Source material —

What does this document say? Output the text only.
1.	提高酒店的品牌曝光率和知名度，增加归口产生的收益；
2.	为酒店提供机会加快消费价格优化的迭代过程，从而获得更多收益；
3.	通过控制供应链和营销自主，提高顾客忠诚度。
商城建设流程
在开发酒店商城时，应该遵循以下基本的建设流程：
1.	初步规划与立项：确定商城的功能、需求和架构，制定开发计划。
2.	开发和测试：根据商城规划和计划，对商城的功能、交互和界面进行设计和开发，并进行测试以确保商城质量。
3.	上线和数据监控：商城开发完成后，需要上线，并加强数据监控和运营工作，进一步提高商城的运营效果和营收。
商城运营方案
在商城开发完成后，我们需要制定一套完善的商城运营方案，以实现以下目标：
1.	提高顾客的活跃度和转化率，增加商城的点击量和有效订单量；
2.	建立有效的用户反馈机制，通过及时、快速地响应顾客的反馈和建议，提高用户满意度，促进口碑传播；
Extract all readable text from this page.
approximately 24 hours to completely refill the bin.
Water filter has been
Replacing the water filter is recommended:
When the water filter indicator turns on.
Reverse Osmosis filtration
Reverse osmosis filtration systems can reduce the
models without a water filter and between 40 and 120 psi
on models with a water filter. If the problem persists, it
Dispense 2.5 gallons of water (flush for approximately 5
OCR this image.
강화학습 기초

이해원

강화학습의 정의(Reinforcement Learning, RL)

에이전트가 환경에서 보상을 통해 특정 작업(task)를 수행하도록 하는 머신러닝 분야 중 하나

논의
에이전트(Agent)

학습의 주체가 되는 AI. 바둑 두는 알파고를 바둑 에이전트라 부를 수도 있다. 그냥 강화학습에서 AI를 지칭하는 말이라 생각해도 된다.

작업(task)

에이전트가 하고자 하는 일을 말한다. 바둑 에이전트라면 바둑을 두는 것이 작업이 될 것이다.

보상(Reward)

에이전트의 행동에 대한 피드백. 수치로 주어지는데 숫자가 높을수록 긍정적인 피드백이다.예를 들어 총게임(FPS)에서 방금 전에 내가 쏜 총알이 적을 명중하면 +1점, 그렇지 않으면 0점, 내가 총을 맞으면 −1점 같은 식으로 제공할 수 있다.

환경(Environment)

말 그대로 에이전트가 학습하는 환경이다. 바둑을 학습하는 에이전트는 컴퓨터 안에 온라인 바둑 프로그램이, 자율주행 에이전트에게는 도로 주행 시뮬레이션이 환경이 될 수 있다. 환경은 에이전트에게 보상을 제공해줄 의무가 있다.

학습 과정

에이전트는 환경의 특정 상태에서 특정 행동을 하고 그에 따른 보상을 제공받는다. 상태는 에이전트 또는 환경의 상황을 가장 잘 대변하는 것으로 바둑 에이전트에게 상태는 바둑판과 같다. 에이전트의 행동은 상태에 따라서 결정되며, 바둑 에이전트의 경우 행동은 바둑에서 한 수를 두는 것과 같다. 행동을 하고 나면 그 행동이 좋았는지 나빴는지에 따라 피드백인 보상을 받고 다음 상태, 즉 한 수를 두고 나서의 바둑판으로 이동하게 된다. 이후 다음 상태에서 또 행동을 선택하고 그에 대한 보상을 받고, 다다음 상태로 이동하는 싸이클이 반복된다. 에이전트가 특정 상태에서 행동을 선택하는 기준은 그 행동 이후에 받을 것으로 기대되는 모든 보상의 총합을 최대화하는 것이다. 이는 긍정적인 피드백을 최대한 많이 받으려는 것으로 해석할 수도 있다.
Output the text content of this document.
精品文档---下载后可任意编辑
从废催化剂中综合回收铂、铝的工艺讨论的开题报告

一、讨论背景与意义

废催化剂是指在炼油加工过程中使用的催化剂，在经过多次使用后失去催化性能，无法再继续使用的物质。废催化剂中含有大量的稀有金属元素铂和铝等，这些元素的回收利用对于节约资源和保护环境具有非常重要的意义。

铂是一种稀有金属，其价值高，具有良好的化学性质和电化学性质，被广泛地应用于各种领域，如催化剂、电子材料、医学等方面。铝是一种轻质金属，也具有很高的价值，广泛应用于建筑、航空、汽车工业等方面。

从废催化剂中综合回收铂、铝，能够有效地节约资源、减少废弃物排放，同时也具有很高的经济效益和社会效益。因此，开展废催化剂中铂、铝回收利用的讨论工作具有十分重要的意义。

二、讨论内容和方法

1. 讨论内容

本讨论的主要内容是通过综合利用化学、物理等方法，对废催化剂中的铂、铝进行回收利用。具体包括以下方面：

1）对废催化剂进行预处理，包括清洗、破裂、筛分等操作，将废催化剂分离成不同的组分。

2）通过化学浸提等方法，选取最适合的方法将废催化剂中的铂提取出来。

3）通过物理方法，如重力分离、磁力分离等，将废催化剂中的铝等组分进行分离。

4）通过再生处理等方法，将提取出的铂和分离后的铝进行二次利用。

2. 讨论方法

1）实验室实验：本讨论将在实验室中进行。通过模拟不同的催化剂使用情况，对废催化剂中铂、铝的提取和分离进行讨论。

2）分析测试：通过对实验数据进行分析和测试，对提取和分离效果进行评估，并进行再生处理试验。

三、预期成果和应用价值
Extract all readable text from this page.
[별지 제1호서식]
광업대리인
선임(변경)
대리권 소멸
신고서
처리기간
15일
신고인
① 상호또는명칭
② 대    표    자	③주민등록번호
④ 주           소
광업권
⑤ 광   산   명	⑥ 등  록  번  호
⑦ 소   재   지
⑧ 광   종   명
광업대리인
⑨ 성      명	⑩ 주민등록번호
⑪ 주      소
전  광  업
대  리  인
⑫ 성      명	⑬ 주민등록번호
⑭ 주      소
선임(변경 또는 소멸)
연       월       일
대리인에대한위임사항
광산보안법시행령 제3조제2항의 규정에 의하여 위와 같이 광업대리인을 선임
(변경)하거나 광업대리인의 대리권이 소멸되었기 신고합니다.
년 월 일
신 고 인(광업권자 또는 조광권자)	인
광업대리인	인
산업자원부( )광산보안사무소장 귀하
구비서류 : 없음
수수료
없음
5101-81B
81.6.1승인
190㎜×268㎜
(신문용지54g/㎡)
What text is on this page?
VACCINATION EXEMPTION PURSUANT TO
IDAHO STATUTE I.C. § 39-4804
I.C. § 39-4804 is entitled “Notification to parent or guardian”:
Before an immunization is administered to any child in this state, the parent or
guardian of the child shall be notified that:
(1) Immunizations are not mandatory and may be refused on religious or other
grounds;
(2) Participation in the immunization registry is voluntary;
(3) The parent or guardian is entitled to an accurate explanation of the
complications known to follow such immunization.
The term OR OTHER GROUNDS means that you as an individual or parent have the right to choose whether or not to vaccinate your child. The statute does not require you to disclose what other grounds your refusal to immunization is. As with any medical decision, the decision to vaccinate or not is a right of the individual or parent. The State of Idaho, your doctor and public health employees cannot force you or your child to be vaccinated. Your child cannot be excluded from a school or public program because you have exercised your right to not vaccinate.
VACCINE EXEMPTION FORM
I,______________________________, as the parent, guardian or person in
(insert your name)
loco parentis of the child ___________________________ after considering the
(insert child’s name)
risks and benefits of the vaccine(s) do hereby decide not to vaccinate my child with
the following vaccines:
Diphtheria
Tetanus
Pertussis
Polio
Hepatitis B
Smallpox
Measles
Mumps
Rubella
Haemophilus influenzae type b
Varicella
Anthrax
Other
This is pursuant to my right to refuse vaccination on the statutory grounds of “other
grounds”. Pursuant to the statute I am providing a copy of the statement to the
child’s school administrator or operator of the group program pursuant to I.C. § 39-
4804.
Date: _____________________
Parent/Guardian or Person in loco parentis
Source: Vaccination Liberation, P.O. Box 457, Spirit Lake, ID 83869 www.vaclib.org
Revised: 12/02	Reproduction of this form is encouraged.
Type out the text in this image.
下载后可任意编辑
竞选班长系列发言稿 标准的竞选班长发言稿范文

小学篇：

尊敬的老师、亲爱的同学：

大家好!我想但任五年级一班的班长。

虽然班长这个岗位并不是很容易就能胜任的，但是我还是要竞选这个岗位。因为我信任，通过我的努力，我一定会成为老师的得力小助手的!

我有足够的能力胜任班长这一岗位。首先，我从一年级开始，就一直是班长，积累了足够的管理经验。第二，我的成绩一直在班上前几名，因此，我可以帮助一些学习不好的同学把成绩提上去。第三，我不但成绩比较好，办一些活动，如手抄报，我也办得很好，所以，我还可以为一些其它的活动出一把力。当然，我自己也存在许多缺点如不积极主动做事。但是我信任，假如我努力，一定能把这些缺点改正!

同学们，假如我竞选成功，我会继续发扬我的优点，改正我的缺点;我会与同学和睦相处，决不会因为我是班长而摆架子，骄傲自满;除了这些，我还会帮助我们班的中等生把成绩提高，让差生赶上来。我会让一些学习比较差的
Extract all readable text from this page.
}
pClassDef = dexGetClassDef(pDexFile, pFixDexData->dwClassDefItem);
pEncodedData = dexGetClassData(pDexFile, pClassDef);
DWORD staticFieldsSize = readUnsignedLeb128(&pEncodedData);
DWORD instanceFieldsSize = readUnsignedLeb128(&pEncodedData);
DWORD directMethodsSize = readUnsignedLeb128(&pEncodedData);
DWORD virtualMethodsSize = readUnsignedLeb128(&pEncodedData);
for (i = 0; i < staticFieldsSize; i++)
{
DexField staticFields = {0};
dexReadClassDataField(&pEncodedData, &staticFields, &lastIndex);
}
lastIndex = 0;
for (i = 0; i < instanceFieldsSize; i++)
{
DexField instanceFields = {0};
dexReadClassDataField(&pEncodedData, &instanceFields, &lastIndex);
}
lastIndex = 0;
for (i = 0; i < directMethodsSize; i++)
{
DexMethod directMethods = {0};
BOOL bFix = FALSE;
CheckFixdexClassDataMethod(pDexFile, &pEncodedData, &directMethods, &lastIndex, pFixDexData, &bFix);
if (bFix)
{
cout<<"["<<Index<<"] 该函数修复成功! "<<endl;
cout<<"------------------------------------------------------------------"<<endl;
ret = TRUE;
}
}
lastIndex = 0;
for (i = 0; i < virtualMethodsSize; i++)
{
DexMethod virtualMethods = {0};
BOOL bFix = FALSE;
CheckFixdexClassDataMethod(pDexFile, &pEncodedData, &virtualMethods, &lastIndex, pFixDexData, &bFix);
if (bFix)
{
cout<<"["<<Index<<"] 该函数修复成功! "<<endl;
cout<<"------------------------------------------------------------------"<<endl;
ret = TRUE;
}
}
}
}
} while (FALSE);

Short task —
Show the lines from the data above that contain the string "EXEMPTION".

Response to this exercise —
VACCINATION EXEMPTION PURSUANT TO
VACCINE EXEMPTION FORM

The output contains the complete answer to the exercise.